WORK TO DO: The records that follow should be retyped word for word.

[DATA IN THIS EXERCISE start]

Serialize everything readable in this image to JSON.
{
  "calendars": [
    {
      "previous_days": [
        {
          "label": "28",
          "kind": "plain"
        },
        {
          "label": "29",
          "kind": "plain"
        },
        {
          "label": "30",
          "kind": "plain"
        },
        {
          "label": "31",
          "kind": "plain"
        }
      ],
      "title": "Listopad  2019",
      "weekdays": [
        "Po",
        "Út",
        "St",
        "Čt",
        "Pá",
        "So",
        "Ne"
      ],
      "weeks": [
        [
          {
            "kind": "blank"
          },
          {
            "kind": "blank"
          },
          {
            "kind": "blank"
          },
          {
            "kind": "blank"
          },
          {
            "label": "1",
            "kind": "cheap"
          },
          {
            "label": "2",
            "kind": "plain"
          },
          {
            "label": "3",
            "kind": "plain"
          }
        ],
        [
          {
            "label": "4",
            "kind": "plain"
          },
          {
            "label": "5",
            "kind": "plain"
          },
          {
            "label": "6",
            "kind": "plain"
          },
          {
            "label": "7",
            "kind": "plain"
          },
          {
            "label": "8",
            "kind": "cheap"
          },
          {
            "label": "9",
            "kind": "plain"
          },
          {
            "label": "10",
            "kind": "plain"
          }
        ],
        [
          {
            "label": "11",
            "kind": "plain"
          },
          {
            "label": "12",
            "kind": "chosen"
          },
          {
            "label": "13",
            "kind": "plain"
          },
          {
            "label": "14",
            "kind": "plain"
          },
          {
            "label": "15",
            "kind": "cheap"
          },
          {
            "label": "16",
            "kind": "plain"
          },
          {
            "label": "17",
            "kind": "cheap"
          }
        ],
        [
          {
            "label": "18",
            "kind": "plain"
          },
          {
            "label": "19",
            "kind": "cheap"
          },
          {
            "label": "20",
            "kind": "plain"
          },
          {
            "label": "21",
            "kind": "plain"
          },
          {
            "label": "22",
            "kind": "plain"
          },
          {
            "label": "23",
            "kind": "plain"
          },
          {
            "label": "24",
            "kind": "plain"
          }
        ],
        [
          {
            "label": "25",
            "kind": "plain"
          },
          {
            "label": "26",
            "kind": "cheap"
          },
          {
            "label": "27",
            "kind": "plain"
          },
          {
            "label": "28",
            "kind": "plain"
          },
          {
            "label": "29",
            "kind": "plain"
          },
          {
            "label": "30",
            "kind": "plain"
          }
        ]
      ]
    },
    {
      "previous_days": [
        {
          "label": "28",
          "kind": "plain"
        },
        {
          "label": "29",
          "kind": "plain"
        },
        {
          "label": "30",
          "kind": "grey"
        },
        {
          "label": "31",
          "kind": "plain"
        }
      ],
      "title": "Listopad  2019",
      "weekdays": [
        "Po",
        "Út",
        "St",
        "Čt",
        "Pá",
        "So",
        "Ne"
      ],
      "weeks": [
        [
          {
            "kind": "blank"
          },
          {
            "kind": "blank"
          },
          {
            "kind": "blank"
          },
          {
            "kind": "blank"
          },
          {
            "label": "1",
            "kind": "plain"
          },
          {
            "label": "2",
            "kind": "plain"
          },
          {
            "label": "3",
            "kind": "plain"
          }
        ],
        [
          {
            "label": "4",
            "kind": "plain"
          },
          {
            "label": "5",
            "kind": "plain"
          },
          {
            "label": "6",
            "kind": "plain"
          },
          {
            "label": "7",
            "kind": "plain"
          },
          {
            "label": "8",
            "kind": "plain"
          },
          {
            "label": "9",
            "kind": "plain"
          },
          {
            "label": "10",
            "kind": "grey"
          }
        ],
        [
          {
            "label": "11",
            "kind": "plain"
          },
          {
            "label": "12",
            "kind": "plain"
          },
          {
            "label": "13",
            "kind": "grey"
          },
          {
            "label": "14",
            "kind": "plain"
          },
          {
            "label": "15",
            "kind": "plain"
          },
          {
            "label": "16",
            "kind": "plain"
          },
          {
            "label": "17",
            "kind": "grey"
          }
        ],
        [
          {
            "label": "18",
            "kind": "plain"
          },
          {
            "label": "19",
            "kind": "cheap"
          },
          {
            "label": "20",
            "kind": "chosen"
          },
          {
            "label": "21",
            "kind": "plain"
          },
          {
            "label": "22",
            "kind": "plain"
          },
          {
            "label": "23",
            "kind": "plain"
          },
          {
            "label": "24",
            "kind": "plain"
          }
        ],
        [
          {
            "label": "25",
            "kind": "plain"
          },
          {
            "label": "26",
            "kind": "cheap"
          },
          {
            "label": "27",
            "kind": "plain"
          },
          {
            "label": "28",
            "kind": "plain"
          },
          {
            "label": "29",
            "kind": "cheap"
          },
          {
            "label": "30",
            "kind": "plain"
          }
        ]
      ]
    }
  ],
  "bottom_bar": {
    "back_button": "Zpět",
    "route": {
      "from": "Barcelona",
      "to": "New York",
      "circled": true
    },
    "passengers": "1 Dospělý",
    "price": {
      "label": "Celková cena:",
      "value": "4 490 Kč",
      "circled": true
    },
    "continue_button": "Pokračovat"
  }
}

[DATA IN THIS EXERCISE end]

COMPLETED TASK:
Serialize everything readable in this image to JSON.
{
  "calendars": [
    {
      "previous_days": [
        {
          "label": "28",
          "kind": "plain"
        },
        {
          "label": "29",
          "kind": "plain"
        },
        {
          "label": "30",
          "kind": "plain"
        },
        {
          "label": "31",
          "kind": "plain"
        }
      ],
      "title": "Listopad  2019",
      "weekdays": [
        "Po",
        "Út",
        "St",
        "Čt",
        "Pá",
        "So",
        "Ne"
      ],
      "weeks": [
        [
          {
            "kind": "blank"
          },
          {
            "kind": "blank"
          },
          {
            "kind": "blank"
          },
          {
            "kind": "blank"
          },
          {
            "label": "1",
            "kind": "cheap"
          },
          {
            "label": "2",
            "kind": "plain"
          },
          {
            "label": "3",
            "kind": "plain"
          }
        ],
        [
          {
            "label": "4",
            "kind": "plain"
          },
          {
            "label": "5",
            "kind": "plain"
          },
          {
            "label": "6",
            "kind": "plain"
          },
          {
            "label": "7",
            "kind": "plain"
          },
          {
            "label": "8",
            "kind": "cheap"
          },
          {
            "label": "9",
            "kind": "plain"
          },
          {
            "label": "10",
            "kind": "plain"
          }
        ],
        [
          {
            "label": "11",
            "kind": "plain"
          },
          {
            "label": "12",
            "kind": "chosen"
          },
          {
            "label": "13",
            "kind": "plain"
          },
          {
            "label": "14",
            "kind": "plain"
          },
          {
            "label": "15",
            "kind": "cheap"
          },
          {
            "label": "16",
            "kind": "plain"
          },
          {
            "label": "17",
            "kind": "cheap"
          }
        ],
        [
          {
            "label": "18",
            "kind": "plain"
          },
          {
            "label": "19",
            "kind": "cheap"
          },
          {
            "label": "20",
            "kind": "plain"
          },
          {
            "label": "21",
            "kind": "plain"
          },
          {
            "label": "22",
            "kind": "plain"
          },
          {
            "label": "23",
            "kind": "plain"
          },
          {
            "label": "24",
            "kind": "plain"
          }
        ],
        [
          {
            "label": "25",
            "kind": "plain"
          },
          {
            "label": "26",
            "kind": "cheap"
          },
          {
            "label": "27",
            "kind": "plain"
          },
          {
            "label": "28",
            "kind": "plain"
          },
          {
            "label": "29",
            "kind": "plain"
          },
          {
            "label": "30",
            "kind": "plain"
          }
        ]
      ]
    },
    {
      "previous_days": [
        {
          "label": "28",
          "kind": "plain"
        },
        {
          "label": "29",
          "kind": "plain"
        },
        {
          "label": "30",
          "kind": "grey"
        },
        {
          "label": "31",
          "kind": "plain"
        }
      ],
      "title": "Listopad  2019",
      "weekdays": [
        "Po",
        "Út",
        "St",
        "Čt",
        "Pá",
        "So",
        "Ne"
      ],
      "weeks": [
        [
          {
            "kind": "blank"
          },
          {
            "kind": "blank"
          },
          {
            "kind": "blank"
          },
          {
            "kind": "blank"
          },
          {
            "label": "1",
            "kind": "plain"
          },
          {
            "label": "2",
            "kind": "plain"
          },
          {
            "label": "3",
            "kind": "plain"
          }
        ],
        [
          {
            "label": "4",
            "kind": "plain"
          },
          {
            "label": "5",
            "kind": "plain"
          },
          {
            "label": "6",
            "kind": "plain"
          },
          {
            "label": "7",
            "kind": "plain"
          },
          {
            "label": "8",
            "kind": "plain"
          },
          {
            "label": "9",
            "kind": "plain"
          },
          {
            "label": "10",
            "kind": "grey"
          }
        ],
        [
          {
            "label": "11",
            "kind": "plain"
          },
          {
            "label": "12",
            "kind": "plain"
          },
          {
            "label": "13",
            "kind": "grey"
          },
          {
            "label": "14",
            "kind": "plain"
          },
          {
            "label": "15",
            "kind": "plain"
          },
          {
            "label": "16",
            "kind": "plain"
          },
          {
            "label": "17",
            "kind": "grey"
          }
        ],
        [
          {
            "label": "18",
            "kind": "plain"
          },
          {
            "label": "19",
            "kind": "cheap"
          },
          {
            "label": "20",
            "kind": "chosen"
          },
          {
            "label": "21",
            "kind": "plain"
          },
          {
            "label": "22",
            "kind": "plain"
          },
          {
            "label": "23",
            "kind": "plain"
          },
          {
            "label": "24",
            "kind": "plain"
          }
        ],
        [
          {
            "label": "25",
            "kind": "plain"
          },
          {
            "label": "26",
            "kind": "cheap"
          },
          {
            "label": "27",
            "kind": "plain"
          },
          {
            "label": "28",
            "kind": "plain"
          },
          {
            "label": "29",
            "kind": "cheap"
          },
          {
            "label": "30",
            "kind": "plain"
          }
        ]
      ]
    }
  ],
  "bottom_bar": {
    "back_button": "Zpět",
    "route": {
      "from": "Barcelona",
      "to": "New York",
      "circled": true
    },
    "passengers": "1 Dospělý",
    "price": {
      "label": "Celková cena:",
      "value": "4 490 Kč",
      "circled": true
    },
    "continue_button": "Pokračovat"
  }
}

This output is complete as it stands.